● **EXCERPTED RECORDS**
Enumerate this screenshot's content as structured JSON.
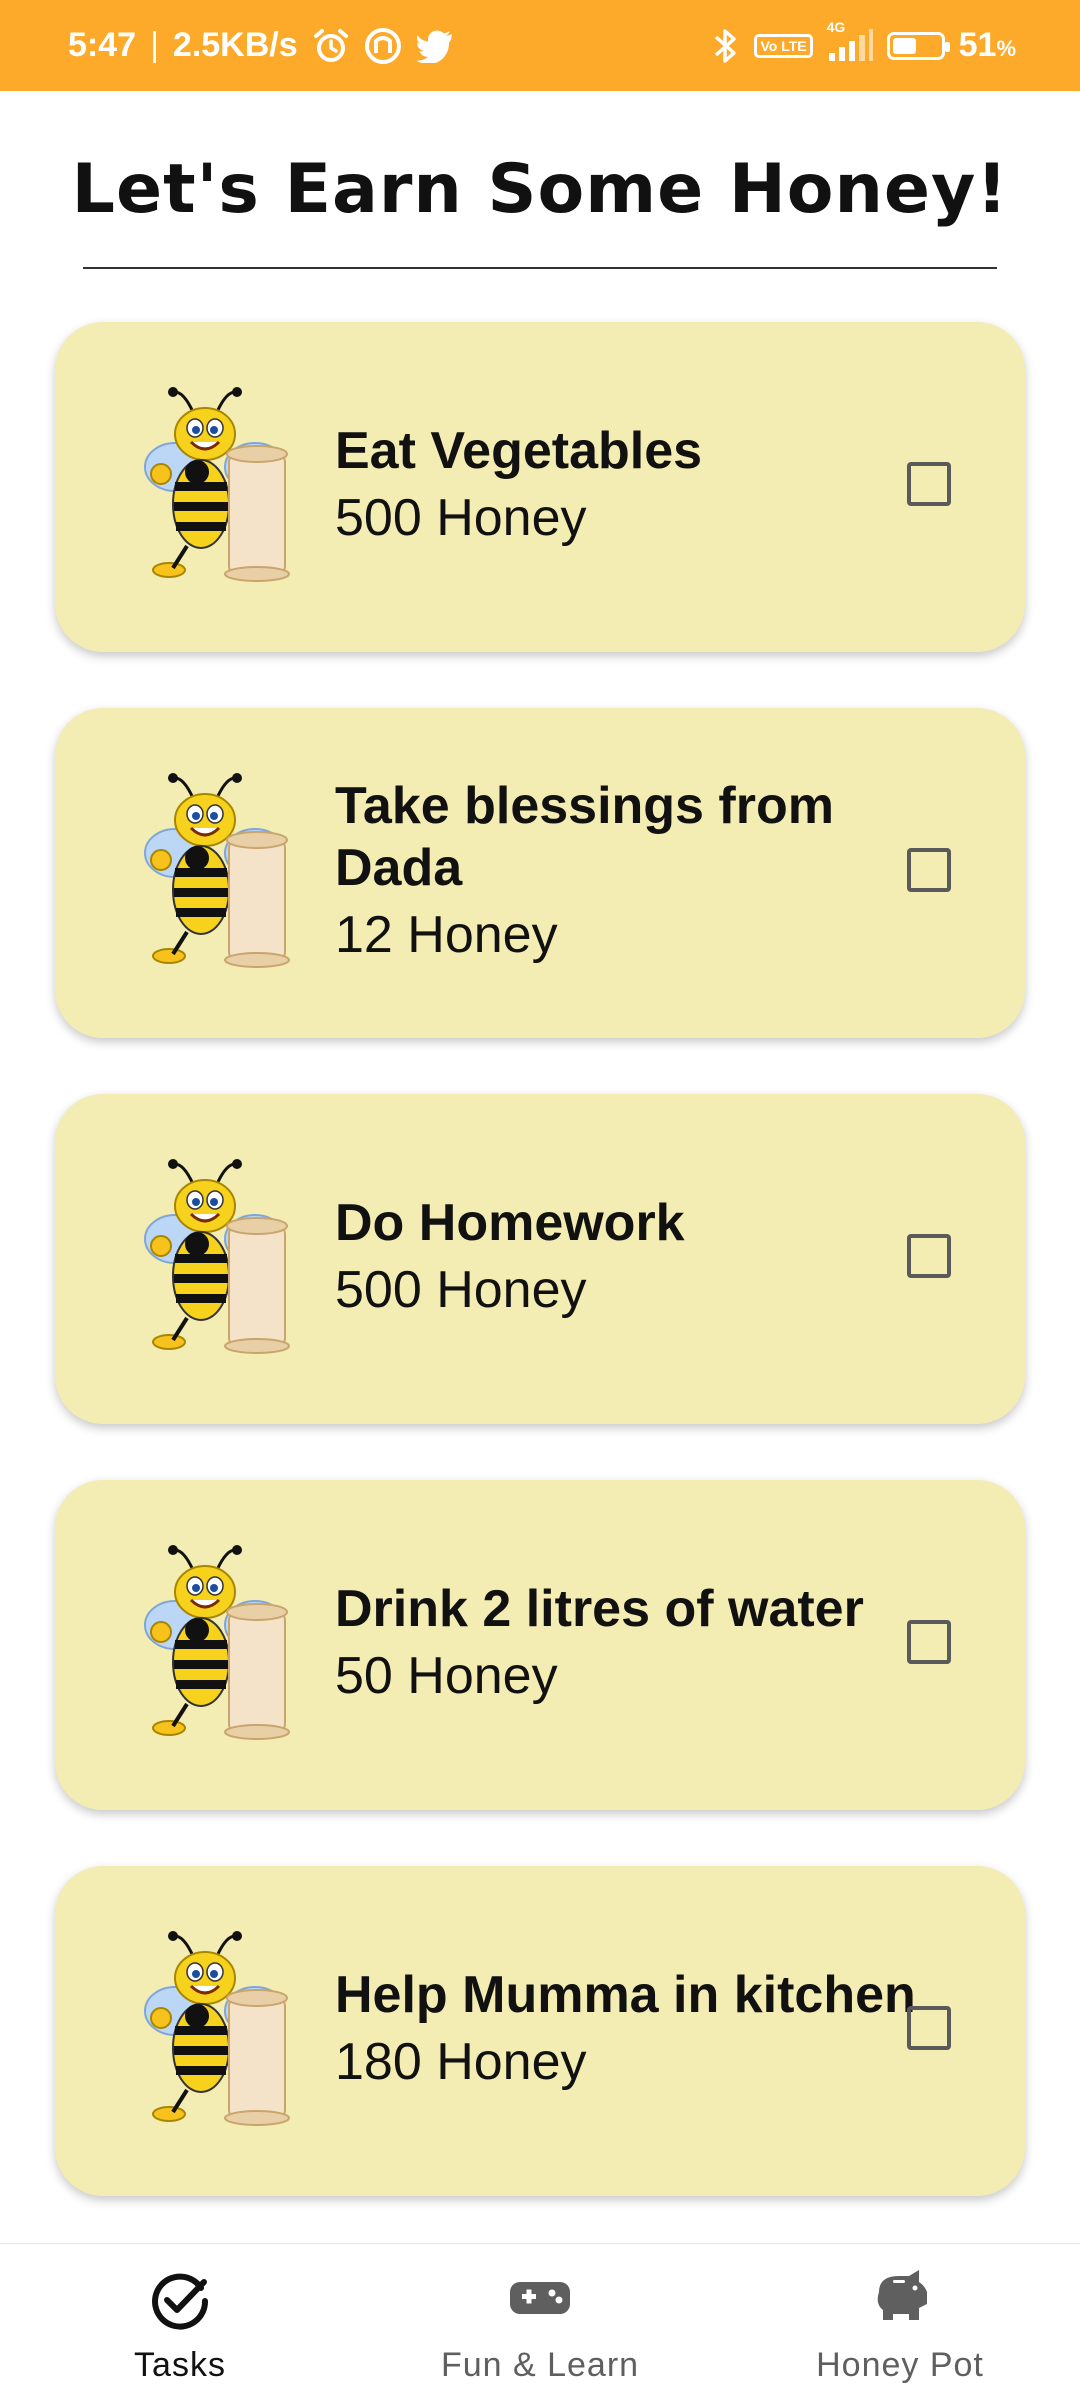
{
  "status_bar": {
    "time": "5:47",
    "separator": "|",
    "speed": "2.5KB/s",
    "battery_percent": "51",
    "battery_unit": "%",
    "volte_label": "Vo LTE",
    "network_label": "4G",
    "icons": [
      "alarm-icon",
      "app-icon",
      "twitter-icon",
      "bluetooth-icon",
      "volte-icon",
      "signal-icon",
      "battery-icon"
    ]
  },
  "header": {
    "title": "Let's Earn Some Honey!"
  },
  "tasks": [
    {
      "title": "Eat Vegetables",
      "reward": "500 Honey",
      "checked": false
    },
    {
      "title": "Take blessings from Dada",
      "reward": "12 Honey",
      "checked": false
    },
    {
      "title": "Do Homework",
      "reward": "500 Honey",
      "checked": false
    },
    {
      "title": "Drink 2 litres of water",
      "reward": "50 Honey",
      "checked": false
    },
    {
      "title": "Help Mumma in kitchen",
      "reward": "180 Honey",
      "checked": false
    }
  ],
  "bottom_nav": {
    "items": [
      {
        "label": "Tasks",
        "icon": "check-circle-icon",
        "active": true
      },
      {
        "label": "Fun & Learn",
        "icon": "gamepad-icon",
        "active": false
      },
      {
        "label": "Honey Pot",
        "icon": "piggy-bank-icon",
        "active": false
      }
    ]
  },
  "colors": {
    "status_bar": "#fdaa2a",
    "card_background": "#f3ecb3",
    "nav_active": "#111111",
    "nav_inactive": "#5f5f5f"
  }
}
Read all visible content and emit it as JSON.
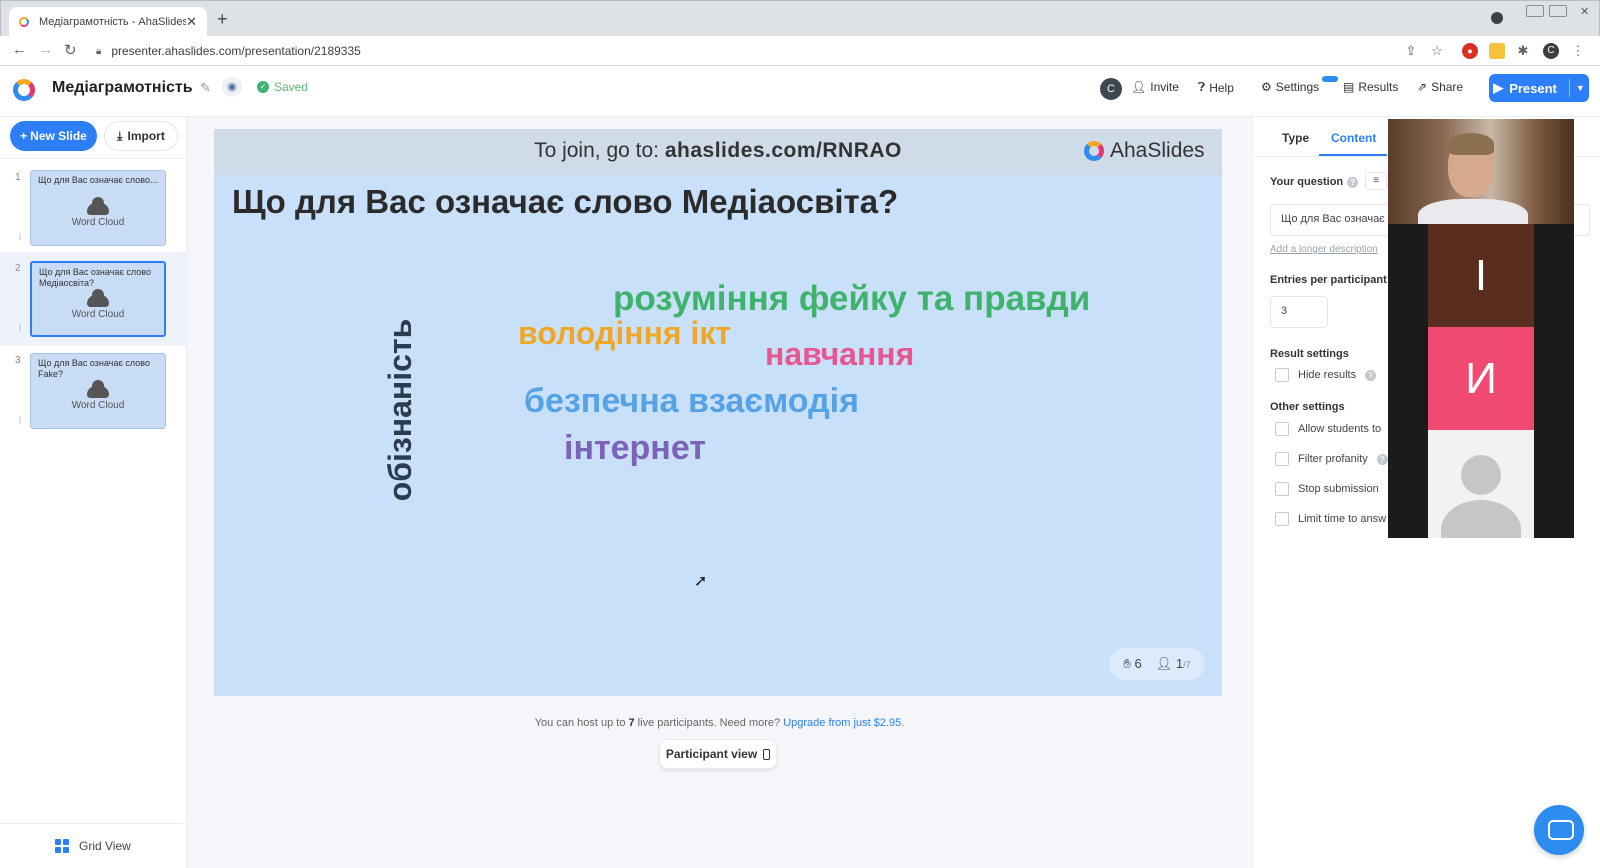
{
  "browser": {
    "tab_title": "Медіаграмотність - AhaSlides",
    "url": "presenter.ahaslides.com/presentation/2189335",
    "profile_initial": "C"
  },
  "header": {
    "title": "Медіаграмотність",
    "saved_label": "Saved",
    "user_initial": "C",
    "invite": "Invite",
    "help": "Help",
    "settings": "Settings",
    "results": "Results",
    "share": "Share",
    "present": "Present"
  },
  "sidebar": {
    "new_slide": "New Slide",
    "import": "Import",
    "grid_view": "Grid View",
    "slides": [
      {
        "number": "1",
        "question": "Що для Вас означає слово...",
        "type": "Word Cloud"
      },
      {
        "number": "2",
        "question": "Що для Вас означає слово Медіаосвіта?",
        "type": "Word Cloud"
      },
      {
        "number": "3",
        "question": "Що для Вас означає слово Fake?",
        "type": "Word Cloud"
      }
    ]
  },
  "slide": {
    "join_prefix": "To join, go to: ",
    "join_url": "ahaslides.com/RNRAO",
    "brand": "AhaSlides",
    "question": "Що для Вас означає слово Медіаосвіта?",
    "words": [
      {
        "text": "розуміння фейку та правди",
        "color": "#3fb26c"
      },
      {
        "text": "володіння ікт",
        "color": "#f0a726"
      },
      {
        "text": "навчання",
        "color": "#e8568f"
      },
      {
        "text": "безпечна взаємодія",
        "color": "#56a2e6"
      },
      {
        "text": "інтернет",
        "color": "#7b63b8"
      },
      {
        "text": "обізнаність",
        "color": "#2d3b4e"
      }
    ],
    "responses_count": "6",
    "participants_count": "1",
    "participants_max": "/7"
  },
  "footer": {
    "upgrade_prefix": "You can host up to ",
    "upgrade_limit": "7",
    "upgrade_mid": " live participants. Need more? ",
    "upgrade_link": "Upgrade from just $2.95",
    "upgrade_suffix": ".",
    "participant_view": "Participant view"
  },
  "right_panel": {
    "tab_type": "Type",
    "tab_content": "Content",
    "your_question": "Your question",
    "question_value": "Що для Вас означає",
    "longer_description": "Add a longer description",
    "entries_label": "Entries per participant",
    "entries_value": "3",
    "result_settings": "Result settings",
    "hide_results": "Hide results",
    "other_settings": "Other settings",
    "allow_students": "Allow students to",
    "filter_profanity": "Filter profanity",
    "stop_submission": "Stop submission",
    "limit_time": "Limit time to answ"
  },
  "video": {
    "tile1_letter": "І",
    "tile2_letter": "И"
  },
  "colors": {
    "accent": "#2d7ff9",
    "slide_bg": "#c9e0fa",
    "saved": "#3cb371"
  }
}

● **WORK TO BE COMPLETED**
Print every entry above again without changing a word, and omit the pictures.

● **RESULT**
Enumerate this screenshot's content as structured JSON.
{
  "status_bar": {
    "time": "5:47",
    "separator": "|",
    "speed": "2.5KB/s",
    "battery_percent": "51",
    "battery_unit": "%",
    "volte_label": "Vo LTE",
    "network_label": "4G",
    "icons": [
      "alarm-icon",
      "app-icon",
      "twitter-icon",
      "bluetooth-icon",
      "volte-icon",
      "signal-icon",
      "battery-icon"
    ]
  },
  "header": {
    "title": "Let's Earn Some Honey!"
  },
  "tasks": [
    {
      "title": "Eat Vegetables",
      "reward": "500 Honey",
      "checked": false
    },
    {
      "title": "Take blessings from Dada",
      "reward": "12 Honey",
      "checked": false
    },
    {
      "title": "Do Homework",
      "reward": "500 Honey",
      "checked": false
    },
    {
      "title": "Drink 2 litres of water",
      "reward": "50 Honey",
      "checked": false
    },
    {
      "title": "Help Mumma in kitchen",
      "reward": "180 Honey",
      "checked": false
    }
  ],
  "bottom_nav": {
    "items": [
      {
        "label": "Tasks",
        "icon": "check-circle-icon",
        "active": true
      },
      {
        "label": "Fun & Learn",
        "icon": "gamepad-icon",
        "active": false
      },
      {
        "label": "Honey Pot",
        "icon": "piggy-bank-icon",
        "active": false
      }
    ]
  },
  "colors": {
    "status_bar": "#fdaa2a",
    "card_background": "#f3ecb3",
    "nav_active": "#111111",
    "nav_inactive": "#5f5f5f"
  }
}
Read all visible content and emit it as JSON.
{
  "browser": {
    "tab_title": "Медіаграмотність - AhaSlides",
    "url": "presenter.ahaslides.com/presentation/2189335",
    "profile_initial": "C"
  },
  "header": {
    "title": "Медіаграмотність",
    "saved_label": "Saved",
    "user_initial": "C",
    "invite": "Invite",
    "help": "Help",
    "settings": "Settings",
    "results": "Results",
    "share": "Share",
    "present": "Present"
  },
  "sidebar": {
    "new_slide": "New Slide",
    "import": "Import",
    "grid_view": "Grid View",
    "slides": [
      {
        "number": "1",
        "question": "Що для Вас означає слово...",
        "type": "Word Cloud"
      },
      {
        "number": "2",
        "question": "Що для Вас означає слово Медіаосвіта?",
        "type": "Word Cloud"
      },
      {
        "number": "3",
        "question": "Що для Вас означає слово Fake?",
        "type": "Word Cloud"
      }
    ]
  },
  "slide": {
    "join_prefix": "To join, go to: ",
    "join_url": "ahaslides.com/RNRAO",
    "brand": "AhaSlides",
    "question": "Що для Вас означає слово Медіаосвіта?",
    "words": [
      {
        "text": "розуміння фейку та правди",
        "color": "#3fb26c"
      },
      {
        "text": "володіння ікт",
        "color": "#f0a726"
      },
      {
        "text": "навчання",
        "color": "#e8568f"
      },
      {
        "text": "безпечна взаємодія",
        "color": "#56a2e6"
      },
      {
        "text": "інтернет",
        "color": "#7b63b8"
      },
      {
        "text": "обізнаність",
        "color": "#2d3b4e"
      }
    ],
    "responses_count": "6",
    "participants_count": "1",
    "participants_max": "/7"
  },
  "footer": {
    "upgrade_prefix": "You can host up to ",
    "upgrade_limit": "7",
    "upgrade_mid": " live participants. Need more? ",
    "upgrade_link": "Upgrade from just $2.95",
    "upgrade_suffix": ".",
    "participant_view": "Participant view"
  },
  "right_panel": {
    "tab_type": "Type",
    "tab_content": "Content",
    "your_question": "Your question",
    "question_value": "Що для Вас означає",
    "longer_description": "Add a longer description",
    "entries_label": "Entries per participant",
    "entries_value": "3",
    "result_settings": "Result settings",
    "hide_results": "Hide results",
    "other_settings": "Other settings",
    "allow_students": "Allow students to",
    "filter_profanity": "Filter profanity",
    "stop_submission": "Stop submission",
    "limit_time": "Limit time to answ"
  },
  "video": {
    "tile1_letter": "І",
    "tile2_letter": "И"
  },
  "colors": {
    "accent": "#2d7ff9",
    "slide_bg": "#c9e0fa",
    "saved": "#3cb371"
  }
}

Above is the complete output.